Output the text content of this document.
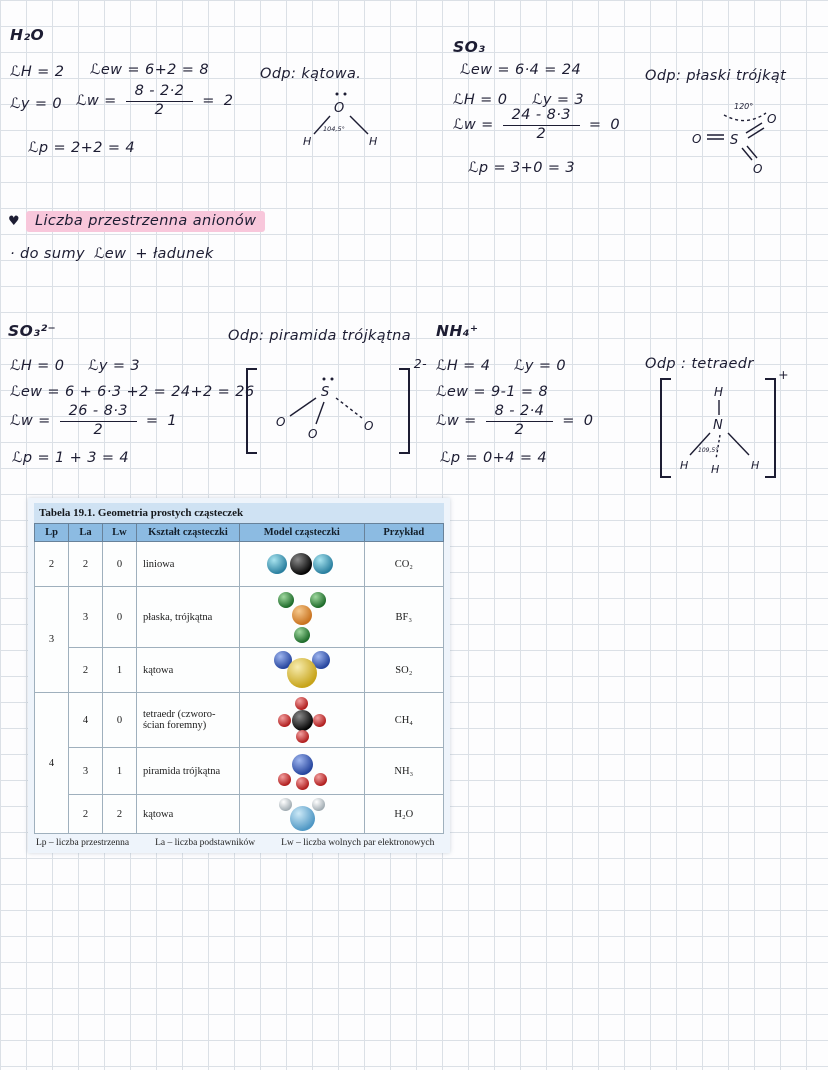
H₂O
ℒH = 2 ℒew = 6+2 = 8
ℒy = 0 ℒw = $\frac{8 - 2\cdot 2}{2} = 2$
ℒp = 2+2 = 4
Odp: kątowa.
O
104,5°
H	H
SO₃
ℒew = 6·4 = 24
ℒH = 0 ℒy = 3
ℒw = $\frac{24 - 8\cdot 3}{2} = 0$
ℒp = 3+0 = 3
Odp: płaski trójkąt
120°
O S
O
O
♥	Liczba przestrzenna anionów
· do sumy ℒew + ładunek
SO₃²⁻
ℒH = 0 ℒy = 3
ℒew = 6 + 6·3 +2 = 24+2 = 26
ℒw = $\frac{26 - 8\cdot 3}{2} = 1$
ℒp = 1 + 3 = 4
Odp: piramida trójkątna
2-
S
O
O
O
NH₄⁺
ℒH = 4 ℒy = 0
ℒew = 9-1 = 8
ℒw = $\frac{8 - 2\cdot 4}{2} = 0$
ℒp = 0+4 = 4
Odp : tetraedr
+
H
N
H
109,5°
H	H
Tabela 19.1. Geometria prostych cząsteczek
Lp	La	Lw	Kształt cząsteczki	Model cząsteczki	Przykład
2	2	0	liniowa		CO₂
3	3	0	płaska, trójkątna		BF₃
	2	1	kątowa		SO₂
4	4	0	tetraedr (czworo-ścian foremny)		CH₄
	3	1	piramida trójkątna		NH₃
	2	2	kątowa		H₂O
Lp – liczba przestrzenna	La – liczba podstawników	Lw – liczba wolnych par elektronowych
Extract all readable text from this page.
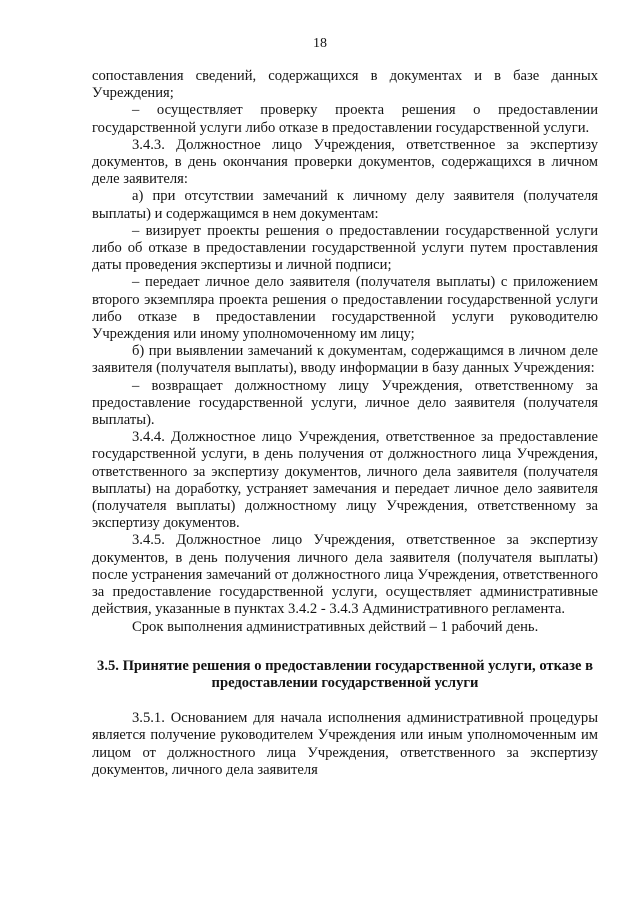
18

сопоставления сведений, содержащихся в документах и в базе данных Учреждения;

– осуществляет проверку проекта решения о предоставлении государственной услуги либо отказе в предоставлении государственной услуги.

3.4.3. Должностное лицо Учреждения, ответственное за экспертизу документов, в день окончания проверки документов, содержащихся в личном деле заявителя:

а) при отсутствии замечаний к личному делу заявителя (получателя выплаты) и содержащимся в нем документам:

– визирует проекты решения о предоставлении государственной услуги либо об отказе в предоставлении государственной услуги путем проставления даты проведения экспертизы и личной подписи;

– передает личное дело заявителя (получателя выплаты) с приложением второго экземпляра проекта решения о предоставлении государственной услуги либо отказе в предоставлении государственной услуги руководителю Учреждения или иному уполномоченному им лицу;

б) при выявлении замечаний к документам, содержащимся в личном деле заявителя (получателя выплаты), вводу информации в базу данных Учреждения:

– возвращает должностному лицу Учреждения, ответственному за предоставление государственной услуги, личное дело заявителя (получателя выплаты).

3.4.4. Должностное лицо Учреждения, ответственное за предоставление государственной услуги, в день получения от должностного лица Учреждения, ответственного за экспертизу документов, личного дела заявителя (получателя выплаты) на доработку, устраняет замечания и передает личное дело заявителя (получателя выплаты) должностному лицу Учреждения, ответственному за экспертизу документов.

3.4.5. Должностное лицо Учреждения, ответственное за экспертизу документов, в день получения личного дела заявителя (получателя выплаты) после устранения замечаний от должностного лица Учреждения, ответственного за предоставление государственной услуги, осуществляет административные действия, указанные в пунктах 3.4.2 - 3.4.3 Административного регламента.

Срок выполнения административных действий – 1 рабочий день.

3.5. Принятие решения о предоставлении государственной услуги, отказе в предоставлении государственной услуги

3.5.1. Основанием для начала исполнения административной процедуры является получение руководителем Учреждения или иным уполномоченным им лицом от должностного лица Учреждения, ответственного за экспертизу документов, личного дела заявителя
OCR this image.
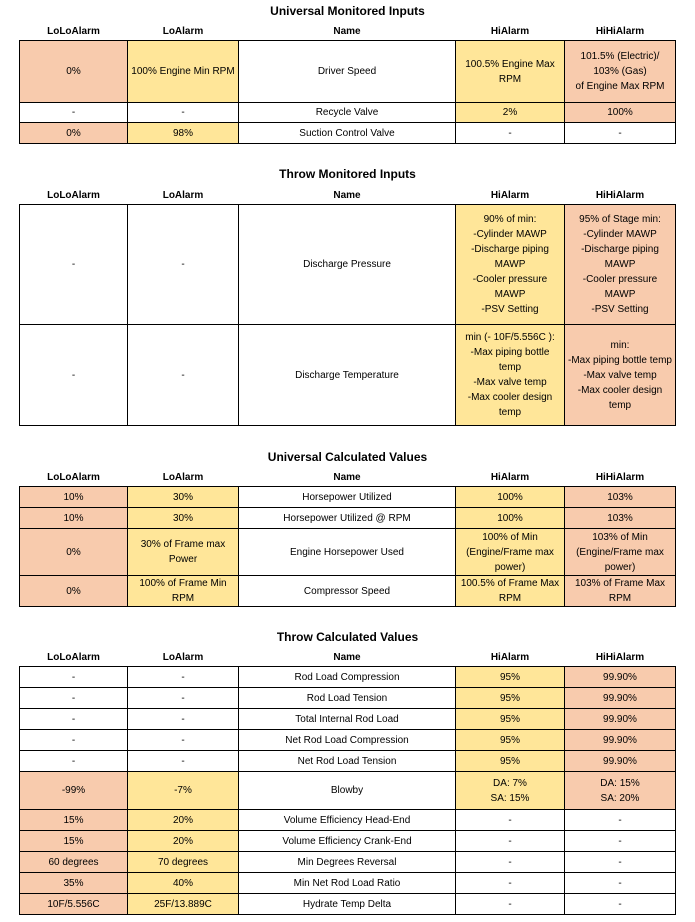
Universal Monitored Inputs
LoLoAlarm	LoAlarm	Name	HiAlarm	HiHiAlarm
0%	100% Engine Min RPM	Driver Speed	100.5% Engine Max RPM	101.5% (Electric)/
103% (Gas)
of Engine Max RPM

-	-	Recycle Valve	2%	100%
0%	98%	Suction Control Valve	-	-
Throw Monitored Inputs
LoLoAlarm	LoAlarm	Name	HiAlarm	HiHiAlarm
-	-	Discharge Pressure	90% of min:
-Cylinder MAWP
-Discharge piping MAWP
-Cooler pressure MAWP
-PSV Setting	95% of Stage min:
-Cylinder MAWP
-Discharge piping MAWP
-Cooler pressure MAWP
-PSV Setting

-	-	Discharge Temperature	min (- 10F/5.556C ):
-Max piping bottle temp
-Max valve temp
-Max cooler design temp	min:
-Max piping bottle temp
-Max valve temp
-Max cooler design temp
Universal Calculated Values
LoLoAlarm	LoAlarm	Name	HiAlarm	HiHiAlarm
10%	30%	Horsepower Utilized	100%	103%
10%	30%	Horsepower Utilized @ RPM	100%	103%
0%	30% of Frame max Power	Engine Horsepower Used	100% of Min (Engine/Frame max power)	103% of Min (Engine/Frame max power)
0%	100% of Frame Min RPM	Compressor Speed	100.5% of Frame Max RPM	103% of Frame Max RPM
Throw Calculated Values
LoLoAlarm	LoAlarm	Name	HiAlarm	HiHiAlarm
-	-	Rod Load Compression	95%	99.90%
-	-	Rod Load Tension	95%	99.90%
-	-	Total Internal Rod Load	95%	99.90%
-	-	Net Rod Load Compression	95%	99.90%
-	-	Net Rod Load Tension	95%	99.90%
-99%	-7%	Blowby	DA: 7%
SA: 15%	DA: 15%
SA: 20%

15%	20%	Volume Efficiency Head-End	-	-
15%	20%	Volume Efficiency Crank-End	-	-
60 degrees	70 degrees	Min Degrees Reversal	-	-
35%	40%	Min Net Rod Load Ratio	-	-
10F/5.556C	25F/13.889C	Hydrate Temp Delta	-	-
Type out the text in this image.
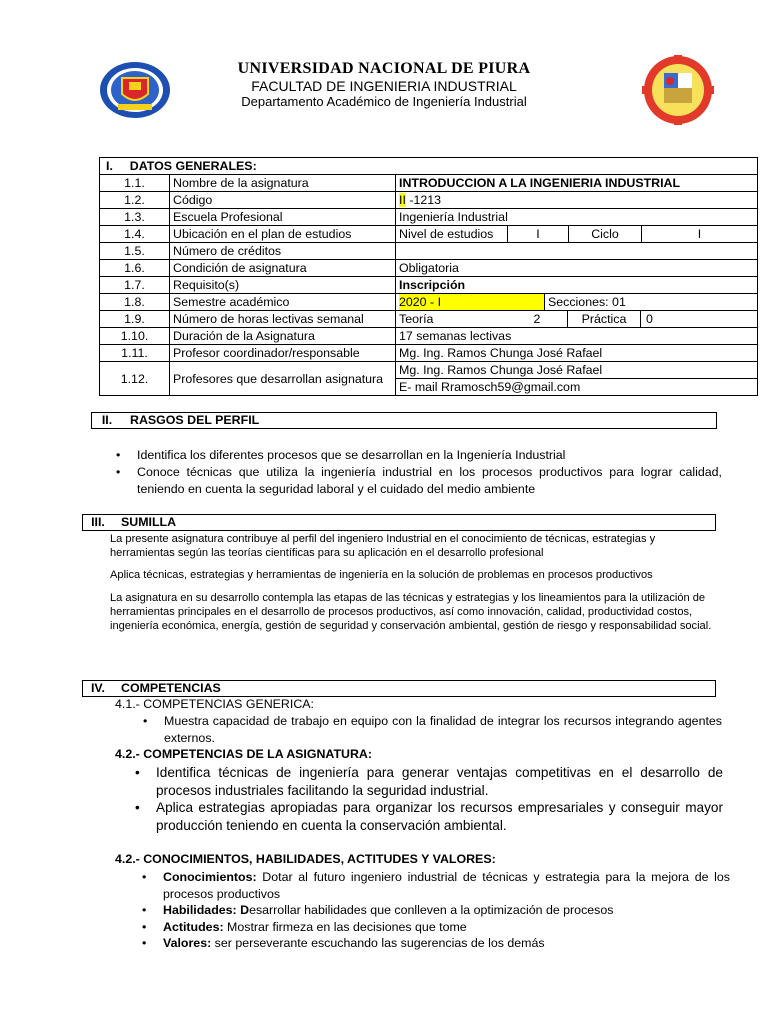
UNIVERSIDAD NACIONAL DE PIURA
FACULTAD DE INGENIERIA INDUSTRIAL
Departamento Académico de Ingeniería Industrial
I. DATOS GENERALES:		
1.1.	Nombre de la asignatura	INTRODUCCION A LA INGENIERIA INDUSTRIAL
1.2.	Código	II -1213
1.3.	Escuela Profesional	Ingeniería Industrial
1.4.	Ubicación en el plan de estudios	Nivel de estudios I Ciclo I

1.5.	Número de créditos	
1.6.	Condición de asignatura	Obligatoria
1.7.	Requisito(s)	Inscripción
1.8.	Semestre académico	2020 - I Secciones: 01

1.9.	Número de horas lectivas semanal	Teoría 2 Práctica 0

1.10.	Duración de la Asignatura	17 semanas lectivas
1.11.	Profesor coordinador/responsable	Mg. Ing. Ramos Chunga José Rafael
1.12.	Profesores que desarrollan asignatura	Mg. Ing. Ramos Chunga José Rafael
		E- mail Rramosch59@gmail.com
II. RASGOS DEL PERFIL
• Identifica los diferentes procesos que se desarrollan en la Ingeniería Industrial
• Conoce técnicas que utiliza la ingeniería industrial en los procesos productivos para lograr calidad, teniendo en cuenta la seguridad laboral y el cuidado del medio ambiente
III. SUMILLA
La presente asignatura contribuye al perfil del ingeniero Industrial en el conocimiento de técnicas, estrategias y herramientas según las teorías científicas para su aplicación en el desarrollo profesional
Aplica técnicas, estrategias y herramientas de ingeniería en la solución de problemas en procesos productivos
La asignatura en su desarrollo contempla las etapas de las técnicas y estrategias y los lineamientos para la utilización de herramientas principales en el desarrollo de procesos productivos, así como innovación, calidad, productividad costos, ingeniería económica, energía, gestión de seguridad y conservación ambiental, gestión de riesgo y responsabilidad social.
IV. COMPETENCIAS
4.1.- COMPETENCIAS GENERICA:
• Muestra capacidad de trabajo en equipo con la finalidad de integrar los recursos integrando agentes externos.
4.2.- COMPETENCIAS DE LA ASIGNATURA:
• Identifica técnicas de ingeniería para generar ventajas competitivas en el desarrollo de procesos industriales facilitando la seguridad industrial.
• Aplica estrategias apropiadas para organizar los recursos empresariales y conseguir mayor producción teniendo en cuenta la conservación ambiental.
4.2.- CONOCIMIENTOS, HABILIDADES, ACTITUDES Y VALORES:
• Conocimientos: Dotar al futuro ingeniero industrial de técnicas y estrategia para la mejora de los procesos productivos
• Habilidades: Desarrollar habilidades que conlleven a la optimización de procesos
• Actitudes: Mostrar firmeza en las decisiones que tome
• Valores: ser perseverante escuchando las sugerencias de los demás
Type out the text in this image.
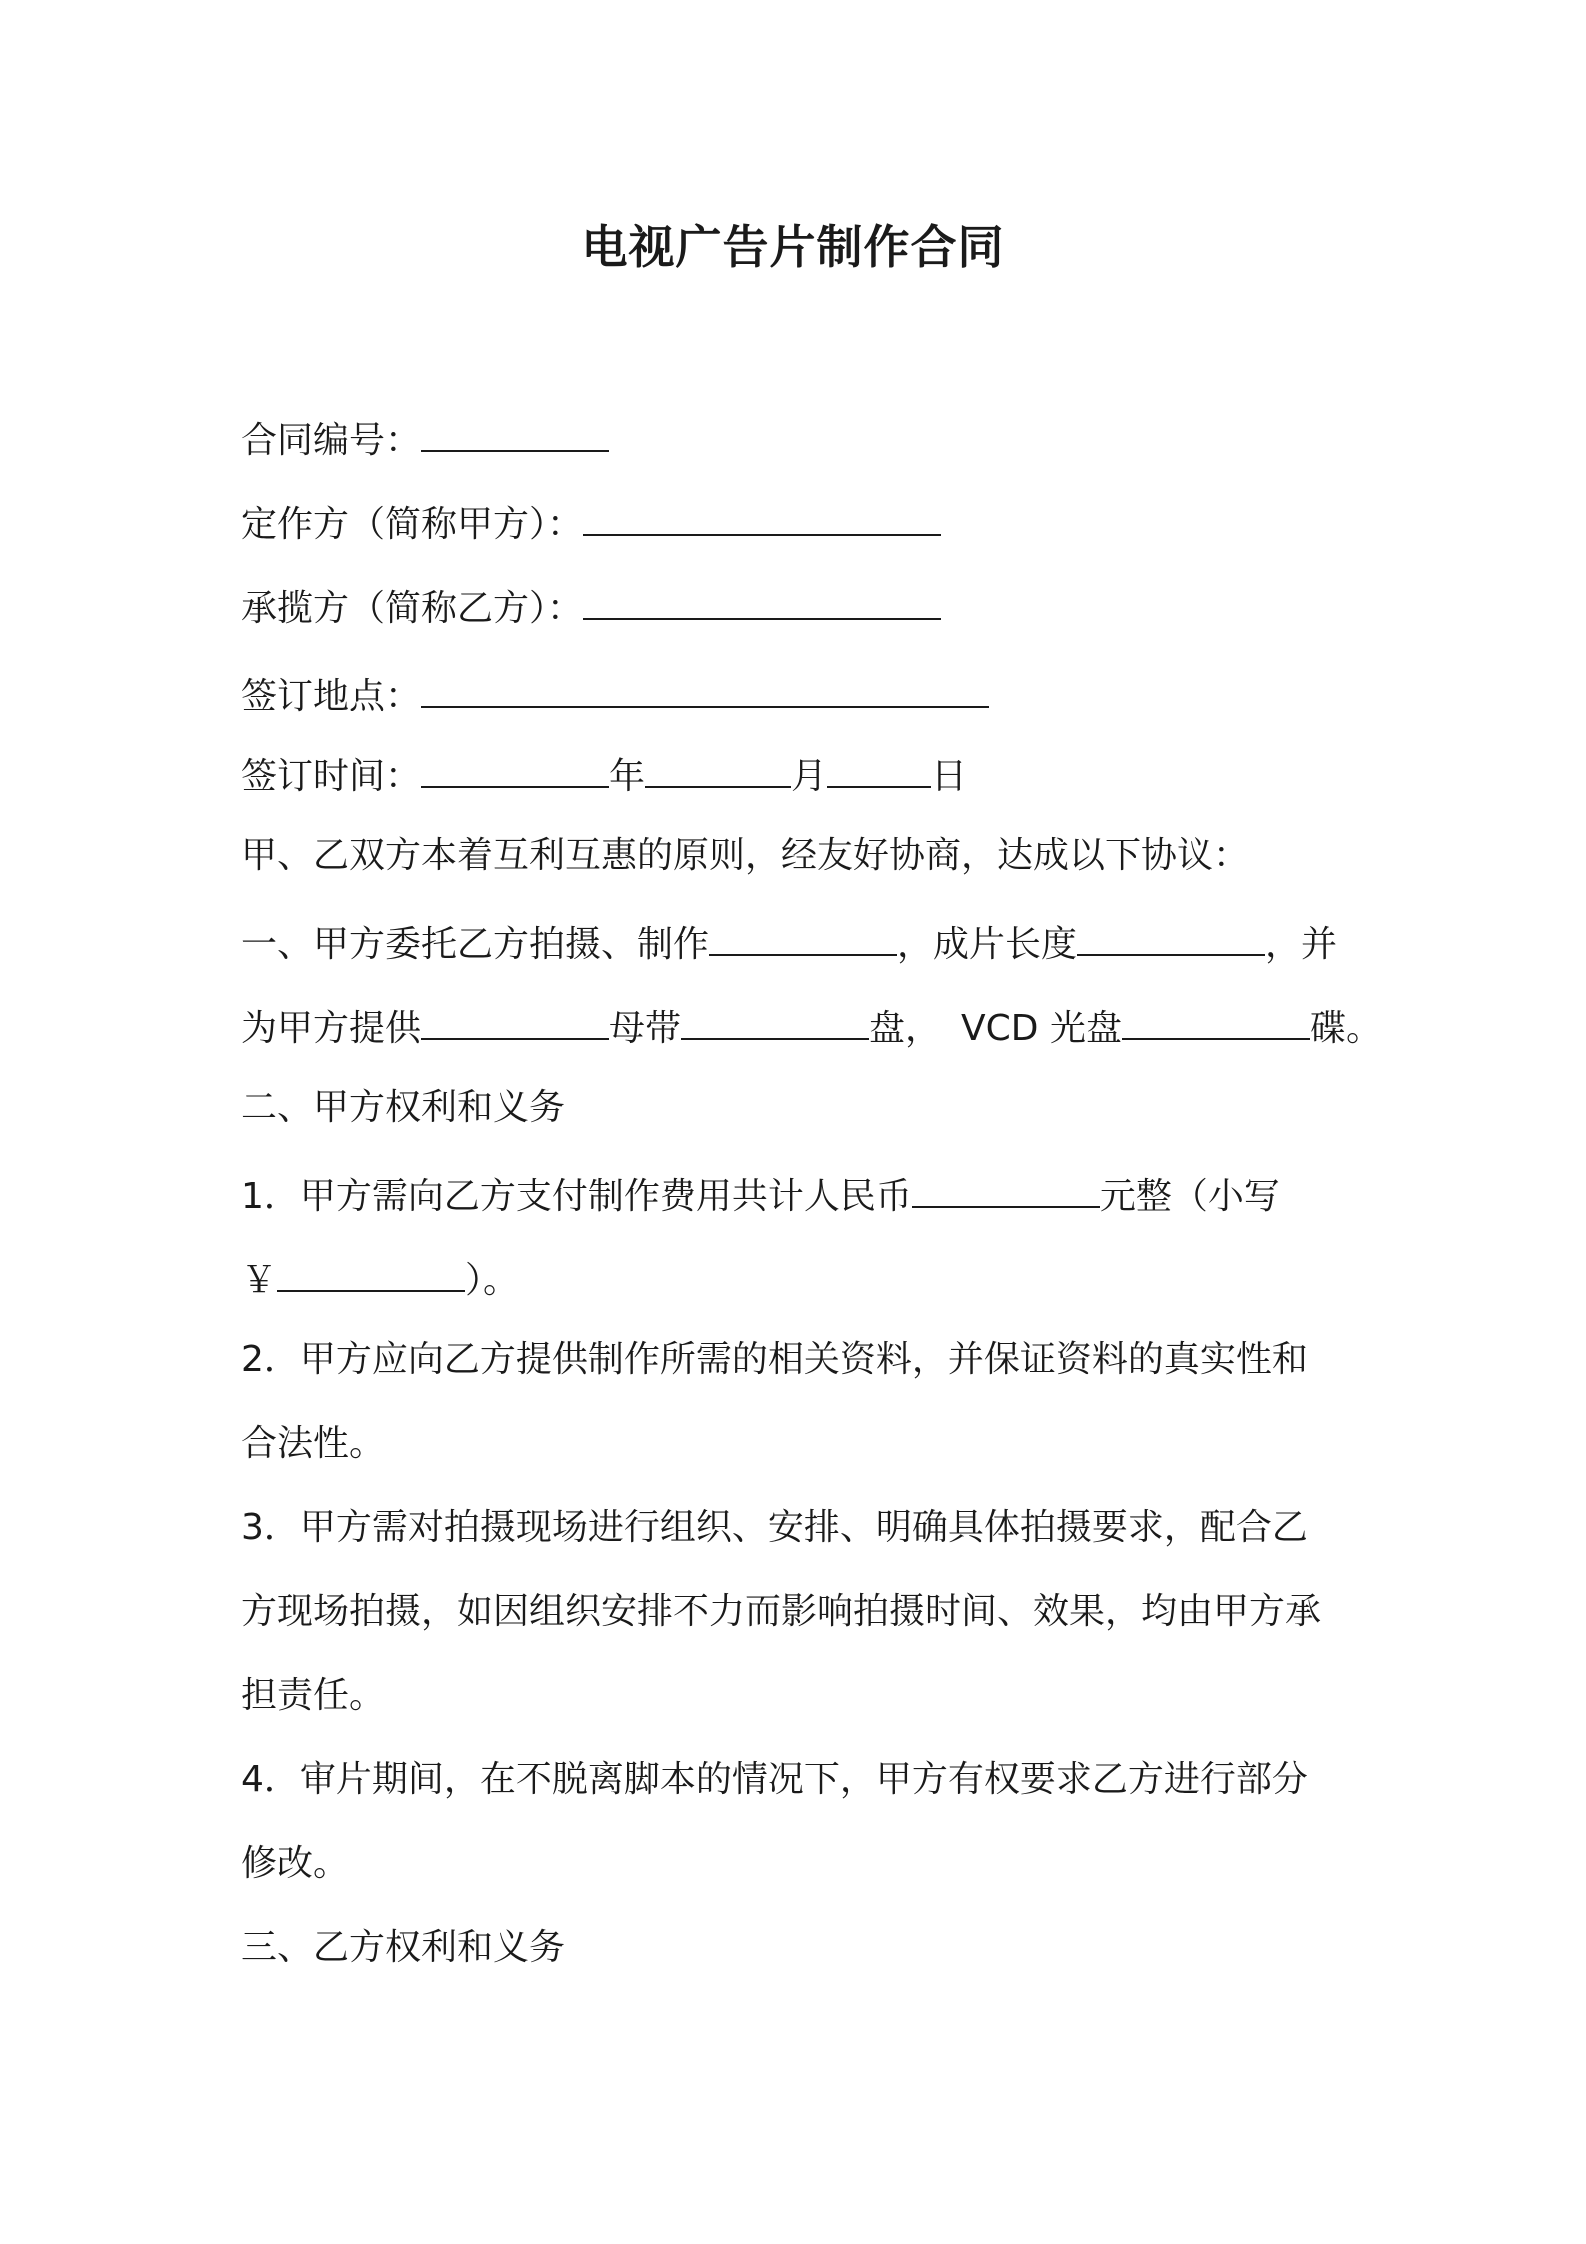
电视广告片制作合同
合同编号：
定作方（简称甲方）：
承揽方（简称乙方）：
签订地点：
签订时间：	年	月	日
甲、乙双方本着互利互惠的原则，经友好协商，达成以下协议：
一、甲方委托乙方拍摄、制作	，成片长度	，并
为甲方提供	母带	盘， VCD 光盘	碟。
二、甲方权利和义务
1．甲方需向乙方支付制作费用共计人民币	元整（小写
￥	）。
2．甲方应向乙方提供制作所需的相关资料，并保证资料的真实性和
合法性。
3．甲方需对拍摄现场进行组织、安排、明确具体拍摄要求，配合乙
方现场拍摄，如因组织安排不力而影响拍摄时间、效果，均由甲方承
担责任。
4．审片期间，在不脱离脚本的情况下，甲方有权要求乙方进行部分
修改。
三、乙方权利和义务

----------

Filter out every line that lacks the word "Setting", and copy the rest.

▶ Response
-PSV Setting	95% of Stage min:
-PSV Setting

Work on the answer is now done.